Aim of the task
In the material below, find all lines with the string "selected" and copy them.

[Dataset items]
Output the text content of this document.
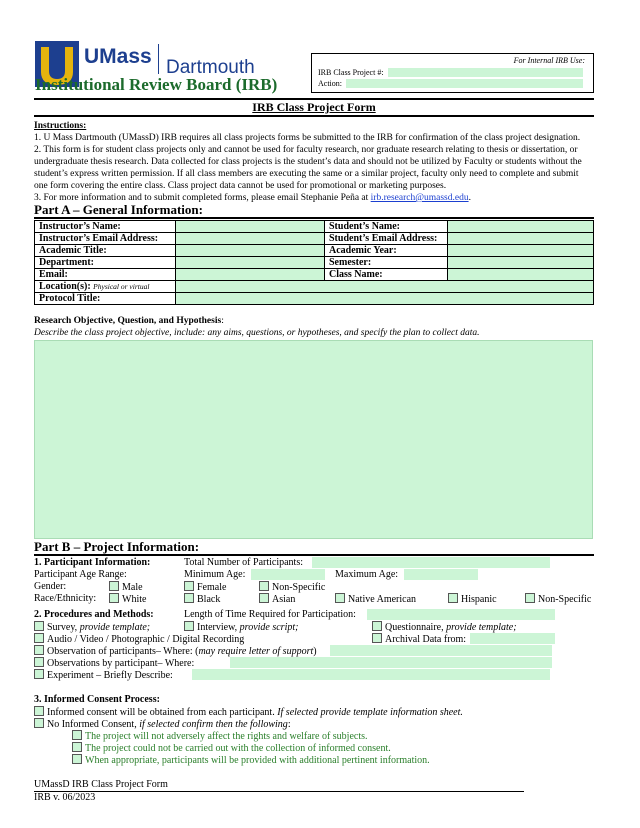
UMass Dartmouth
Institutional Review Board (IRB)
For Internal IRB Use:
IRB Class Project #:
Action:
IRB Class Project Form
Instructions:
1. U Mass Dartmouth (UMassD) IRB requires all class projects forms be submitted to the IRB for confirmation of the class project designation.
2. This form is for student class projects only and cannot be used for faculty research, nor graduate research relating to thesis or dissertation, or undergraduate thesis research. Data collected for class projects is the student’s data and should not be utilized by Faculty or students without the student’s express written permission. If all class members are executing the same or a similar project, faculty only need to complete and submit one form covering the entire class. Class project data cannot be used for promotional or marketing purposes.
3. For more information and to submit completed forms, please email Stephanie Peña at irb.research@umassd.edu.
Part A – General Information:
Instructor’s Name:		Student’s Name:	
Instructor’s Email Address:		Student’s Email Address:	
Academic Title:		Academic Year:	
Department:		Semester:	
Email:		Class Name:	
Location(s): Physical or virtual			
Protocol Title:			
Research Objective, Question, and Hypothesis:
Describe the class project objective, include: any aims, questions, or hypotheses, and specify the plan to collect data.
Part B – Project Information:
1. Participant Information:	Total Number of Participants:
Participant Age Range:	Minimum Age:	Maximum Age:
Gender:	Male	Female	Non-Specific
Race/Ethnicity:	White	Black	Asian	Native American	Hispanic	Non-Specific
2. Procedures and Methods:	Length of Time Required for Participation:
Survey, provide template;	Interview, provide script;	Questionnaire, provide template;
Audio / Video / Photographic / Digital Recording	Archival Data from:
Observation of participants– Where: (may require letter of support)
Observations by participant– Where:
Experiment – Briefly Describe:
3. Informed Consent Process:
Informed consent will be obtained from each participant. If selected provide template information sheet.
No Informed Consent, if selected confirm then the following:
The project will not adversely affect the rights and welfare of subjects.
The project could not be carried out with the collection of informed consent.
When appropriate, participants will be provided with additional pertinent information.
UMassD IRB Class Project Form
IRB v. 06/2023
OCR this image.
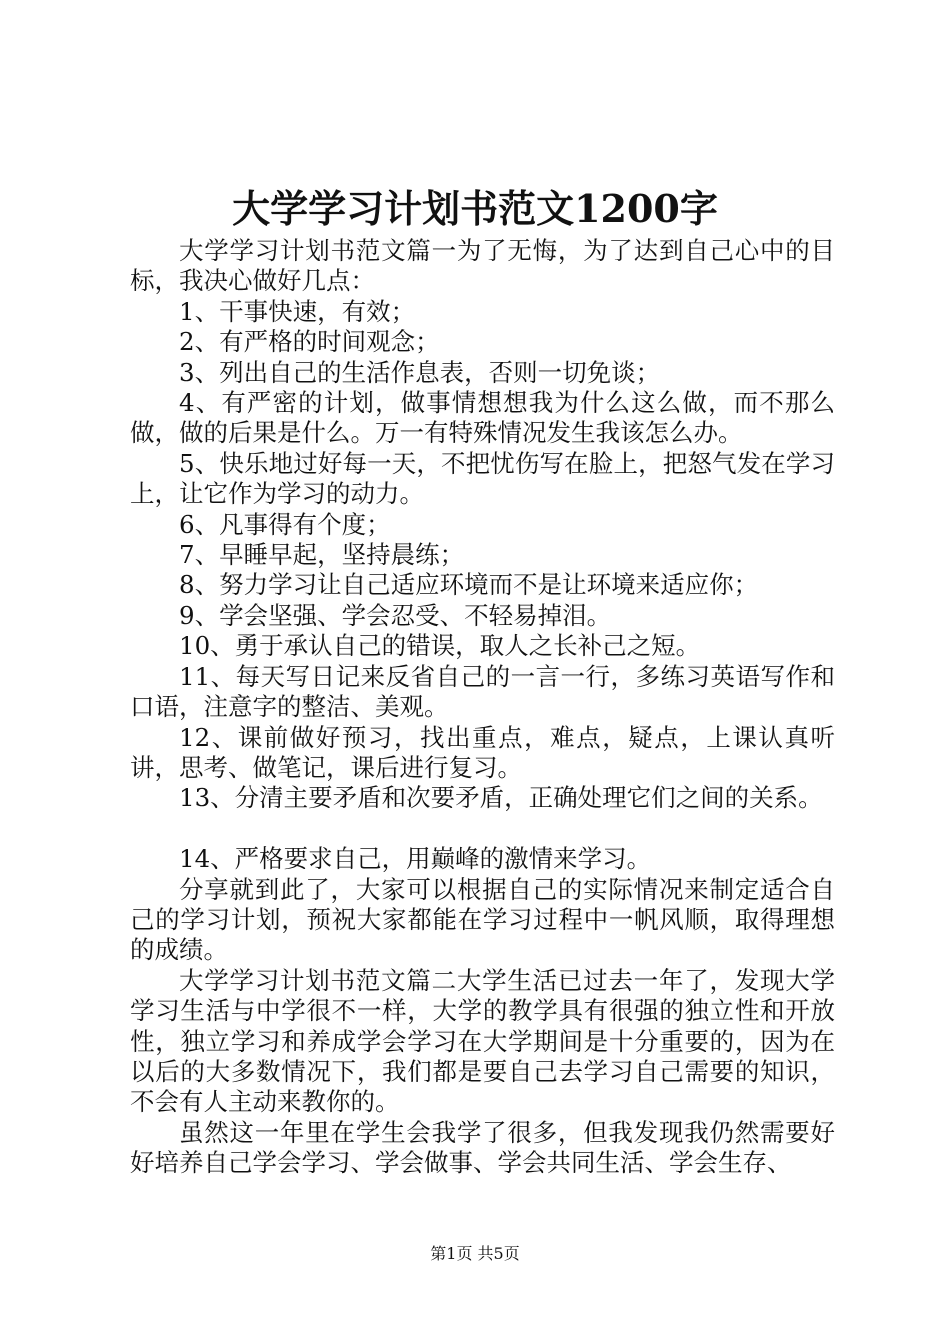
大学学习计划书范文1200字

大学学习计划书范文篇一为了无悔，为了达到自己心中的目标，我决心做好几点：

1、干事快速，有效；

2、有严格的时间观念；

3、列出自己的生活作息表，否则一切免谈；

4、有严密的计划，做事情想想我为什么这么做，而不那么做，做的后果是什么。万一有特殊情况发生我该怎么办。

5、快乐地过好每一天，不把忧伤写在脸上，把怒气发在学习上，让它作为学习的动力。

6、凡事得有个度；

7、早睡早起，坚持晨练；

8、努力学习让自己适应环境而不是让环境来适应你；

9、学会坚强、学会忍受、不轻易掉泪。

10、勇于承认自己的错误，取人之长补己之短。

11、每天写日记来反省自己的一言一行，多练习英语写作和口语，注意字的整洁、美观。

12、课前做好预习，找出重点，难点，疑点，上课认真听讲，思考、做笔记，课后进行复习。

13、分清主要矛盾和次要矛盾，正确处理它们之间的关系。

14、严格要求自己，用巅峰的激情来学习。

分享就到此了，大家可以根据自己的实际情况来制定适合自己的学习计划，预祝大家都能在学习过程中一帆风顺，取得理想的成绩。

大学学习计划书范文篇二大学生活已过去一年了，发现大学学习生活与中学很不一样，大学的教学具有很强的独立性和开放性，独立学习和养成学会学习在大学期间是十分重要的，因为在以后的大多数情况下，我们都是要自己去学习自己需要的知识，不会有人主动来教你的。

虽然这一年里在学生会我学了很多，但我发现我仍然需要好好培养自己学会学习、学会做事、学会共同生活、学会生存、

第1页 共5页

Exercise response
Informed consent will be obtained from each participant. If selected provide template information sheet.
No Informed Consent, if selected confirm then the following:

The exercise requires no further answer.